— WHAT THE TASK REQUIRES —
Exactly reproduce the entries, dropping any pictures from your copy.

[Figure record extracts]
---*---
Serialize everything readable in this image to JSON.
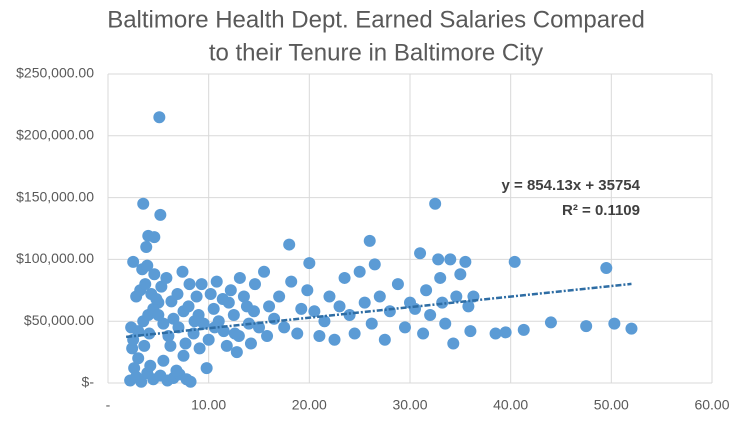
{
  "chart_data": {
    "type": "scatter",
    "title": [
      "Baltimore Health Dept. Earned Salaries Compared",
      "to their Tenure in Baltimore City"
    ],
    "color": "#5b9bd5",
    "x": [
      2.2,
      2.8,
      3.3,
      3.9,
      4.5,
      5.2,
      5.9,
      6.5,
      7.1,
      7.8,
      8.2,
      2.6,
      4.2,
      6.8,
      9.8,
      3.0,
      5.5,
      7.5,
      2.4,
      2.5,
      3.0,
      3.5,
      4.0,
      4.5,
      5.0,
      5.5,
      6.0,
      6.5,
      7.0,
      7.5,
      8.0,
      8.5,
      9.0,
      9.5,
      10.0,
      10.5,
      11.0,
      11.5,
      12.0,
      12.5,
      13.0,
      13.5,
      14.0,
      14.5,
      15.0,
      2.8,
      3.2,
      3.7,
      4.3,
      4.8,
      5.3,
      5.8,
      6.3,
      6.9,
      7.4,
      8.1,
      8.8,
      9.3,
      10.2,
      10.8,
      11.4,
      12.2,
      13.1,
      13.8,
      14.6,
      3.4,
      3.9,
      4.6,
      2.5,
      5.0,
      6.2,
      7.7,
      9.1,
      11.8,
      12.8,
      14.2,
      15.8,
      2.3,
      3.6,
      4.1,
      8.6,
      10.6,
      12.6,
      15.5,
      16.0,
      16.5,
      17.0,
      17.5,
      18.0,
      18.2,
      18.8,
      19.2,
      19.8,
      20.0,
      20.5,
      21.0,
      21.5,
      22.0,
      22.5,
      23.0,
      23.5,
      24.0,
      24.5,
      25.0,
      25.5,
      26.0,
      26.2,
      26.5,
      27.0,
      27.5,
      28.0,
      28.8,
      29.5,
      30.0,
      30.5,
      31.0,
      31.3,
      31.6,
      32.0,
      32.5,
      32.8,
      33.0,
      33.2,
      33.5,
      34.0,
      34.3,
      34.6,
      35.0,
      35.5,
      35.8,
      36.0,
      36.3,
      38.5,
      39.5,
      40.4,
      41.3,
      44.0,
      47.5,
      49.5,
      50.3,
      52.0,
      5.1,
      3.5,
      5.2,
      4.0,
      3.8,
      4.6
    ],
    "values": [
      2000,
      5000,
      1000,
      8000,
      3000,
      6000,
      2000,
      4000,
      7000,
      3000,
      1000,
      12000,
      14000,
      10000,
      12000,
      20000,
      18000,
      22000,
      28000,
      35000,
      42000,
      50000,
      55000,
      60000,
      65000,
      48000,
      38000,
      52000,
      45000,
      58000,
      62000,
      40000,
      55000,
      48000,
      35000,
      60000,
      50000,
      42000,
      65000,
      55000,
      38000,
      70000,
      48000,
      58000,
      45000,
      70000,
      75000,
      80000,
      72000,
      68000,
      78000,
      85000,
      66000,
      72000,
      90000,
      80000,
      70000,
      80000,
      72000,
      82000,
      68000,
      75000,
      85000,
      62000,
      80000,
      92000,
      95000,
      88000,
      98000,
      55000,
      30000,
      32000,
      28000,
      30000,
      25000,
      32000,
      38000,
      45000,
      30000,
      40000,
      50000,
      45000,
      40000,
      90000,
      62000,
      52000,
      70000,
      45000,
      112000,
      82000,
      40000,
      60000,
      75000,
      97000,
      58000,
      38000,
      50000,
      70000,
      35000,
      62000,
      85000,
      55000,
      40000,
      90000,
      65000,
      115000,
      48000,
      96000,
      70000,
      35000,
      58000,
      80000,
      45000,
      65000,
      60000,
      105000,
      40000,
      75000,
      55000,
      145000,
      100000,
      85000,
      65000,
      48000,
      100000,
      32000,
      70000,
      88000,
      98000,
      62000,
      42000,
      70000,
      40000,
      41000,
      98000,
      43000,
      49000,
      46000,
      93000,
      48000,
      44000,
      215000,
      145000,
      136000,
      119000,
      110000,
      118000
    ],
    "trendline": {
      "color": "#2e6da4",
      "x": [
        1.8,
        52
      ],
      "values": [
        37291,
        80169
      ]
    },
    "annotations": [
      "y = 854.13x + 35754",
      "R² = 0.1109"
    ],
    "xlim": [
      0,
      60
    ],
    "xticks": [
      {
        "value": 0,
        "label": "-"
      },
      {
        "value": 10,
        "label": "10.00"
      },
      {
        "value": 20,
        "label": "20.00"
      },
      {
        "value": 30,
        "label": "30.00"
      },
      {
        "value": 40,
        "label": "40.00"
      },
      {
        "value": 50,
        "label": "50.00"
      },
      {
        "value": 60,
        "label": "60.00"
      }
    ],
    "ylim": [
      0,
      250000
    ],
    "yticks": [
      {
        "value": 0,
        "label": "$-"
      },
      {
        "value": 50000,
        "label": "$50,000.00"
      },
      {
        "value": 100000,
        "label": "$100,000.00"
      },
      {
        "value": 150000,
        "label": "$150,000.00"
      },
      {
        "value": 200000,
        "label": "$200,000.00"
      },
      {
        "value": 250000,
        "label": "$250,000.00"
      }
    ],
    "grid": true
  }
}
---*---
— COMPLETE OUTPUT —
Serialize everything readable in this image to JSON.
{
  "chart_data": {
    "type": "scatter",
    "title": [
      "Baltimore Health Dept. Earned Salaries Compared",
      "to their Tenure in Baltimore City"
    ],
    "color": "#5b9bd5",
    "x": [
      2.2,
      2.8,
      3.3,
      3.9,
      4.5,
      5.2,
      5.9,
      6.5,
      7.1,
      7.8,
      8.2,
      2.6,
      4.2,
      6.8,
      9.8,
      3.0,
      5.5,
      7.5,
      2.4,
      2.5,
      3.0,
      3.5,
      4.0,
      4.5,
      5.0,
      5.5,
      6.0,
      6.5,
      7.0,
      7.5,
      8.0,
      8.5,
      9.0,
      9.5,
      10.0,
      10.5,
      11.0,
      11.5,
      12.0,
      12.5,
      13.0,
      13.5,
      14.0,
      14.5,
      15.0,
      2.8,
      3.2,
      3.7,
      4.3,
      4.8,
      5.3,
      5.8,
      6.3,
      6.9,
      7.4,
      8.1,
      8.8,
      9.3,
      10.2,
      10.8,
      11.4,
      12.2,
      13.1,
      13.8,
      14.6,
      3.4,
      3.9,
      4.6,
      2.5,
      5.0,
      6.2,
      7.7,
      9.1,
      11.8,
      12.8,
      14.2,
      15.8,
      2.3,
      3.6,
      4.1,
      8.6,
      10.6,
      12.6,
      15.5,
      16.0,
      16.5,
      17.0,
      17.5,
      18.0,
      18.2,
      18.8,
      19.2,
      19.8,
      20.0,
      20.5,
      21.0,
      21.5,
      22.0,
      22.5,
      23.0,
      23.5,
      24.0,
      24.5,
      25.0,
      25.5,
      26.0,
      26.2,
      26.5,
      27.0,
      27.5,
      28.0,
      28.8,
      29.5,
      30.0,
      30.5,
      31.0,
      31.3,
      31.6,
      32.0,
      32.5,
      32.8,
      33.0,
      33.2,
      33.5,
      34.0,
      34.3,
      34.6,
      35.0,
      35.5,
      35.8,
      36.0,
      36.3,
      38.5,
      39.5,
      40.4,
      41.3,
      44.0,
      47.5,
      49.5,
      50.3,
      52.0,
      5.1,
      3.5,
      5.2,
      4.0,
      3.8,
      4.6
    ],
    "values": [
      2000,
      5000,
      1000,
      8000,
      3000,
      6000,
      2000,
      4000,
      7000,
      3000,
      1000,
      12000,
      14000,
      10000,
      12000,
      20000,
      18000,
      22000,
      28000,
      35000,
      42000,
      50000,
      55000,
      60000,
      65000,
      48000,
      38000,
      52000,
      45000,
      58000,
      62000,
      40000,
      55000,
      48000,
      35000,
      60000,
      50000,
      42000,
      65000,
      55000,
      38000,
      70000,
      48000,
      58000,
      45000,
      70000,
      75000,
      80000,
      72000,
      68000,
      78000,
      85000,
      66000,
      72000,
      90000,
      80000,
      70000,
      80000,
      72000,
      82000,
      68000,
      75000,
      85000,
      62000,
      80000,
      92000,
      95000,
      88000,
      98000,
      55000,
      30000,
      32000,
      28000,
      30000,
      25000,
      32000,
      38000,
      45000,
      30000,
      40000,
      50000,
      45000,
      40000,
      90000,
      62000,
      52000,
      70000,
      45000,
      112000,
      82000,
      40000,
      60000,
      75000,
      97000,
      58000,
      38000,
      50000,
      70000,
      35000,
      62000,
      85000,
      55000,
      40000,
      90000,
      65000,
      115000,
      48000,
      96000,
      70000,
      35000,
      58000,
      80000,
      45000,
      65000,
      60000,
      105000,
      40000,
      75000,
      55000,
      145000,
      100000,
      85000,
      65000,
      48000,
      100000,
      32000,
      70000,
      88000,
      98000,
      62000,
      42000,
      70000,
      40000,
      41000,
      98000,
      43000,
      49000,
      46000,
      93000,
      48000,
      44000,
      215000,
      145000,
      136000,
      119000,
      110000,
      118000
    ],
    "trendline": {
      "color": "#2e6da4",
      "x": [
        1.8,
        52
      ],
      "values": [
        37291,
        80169
      ]
    },
    "annotations": [
      "y = 854.13x + 35754",
      "R² = 0.1109"
    ],
    "xlim": [
      0,
      60
    ],
    "xticks": [
      {
        "value": 0,
        "label": "-"
      },
      {
        "value": 10,
        "label": "10.00"
      },
      {
        "value": 20,
        "label": "20.00"
      },
      {
        "value": 30,
        "label": "30.00"
      },
      {
        "value": 40,
        "label": "40.00"
      },
      {
        "value": 50,
        "label": "50.00"
      },
      {
        "value": 60,
        "label": "60.00"
      }
    ],
    "ylim": [
      0,
      250000
    ],
    "yticks": [
      {
        "value": 0,
        "label": "$-"
      },
      {
        "value": 50000,
        "label": "$50,000.00"
      },
      {
        "value": 100000,
        "label": "$100,000.00"
      },
      {
        "value": 150000,
        "label": "$150,000.00"
      },
      {
        "value": 200000,
        "label": "$200,000.00"
      },
      {
        "value": 250000,
        "label": "$250,000.00"
      }
    ],
    "grid": true
  }
}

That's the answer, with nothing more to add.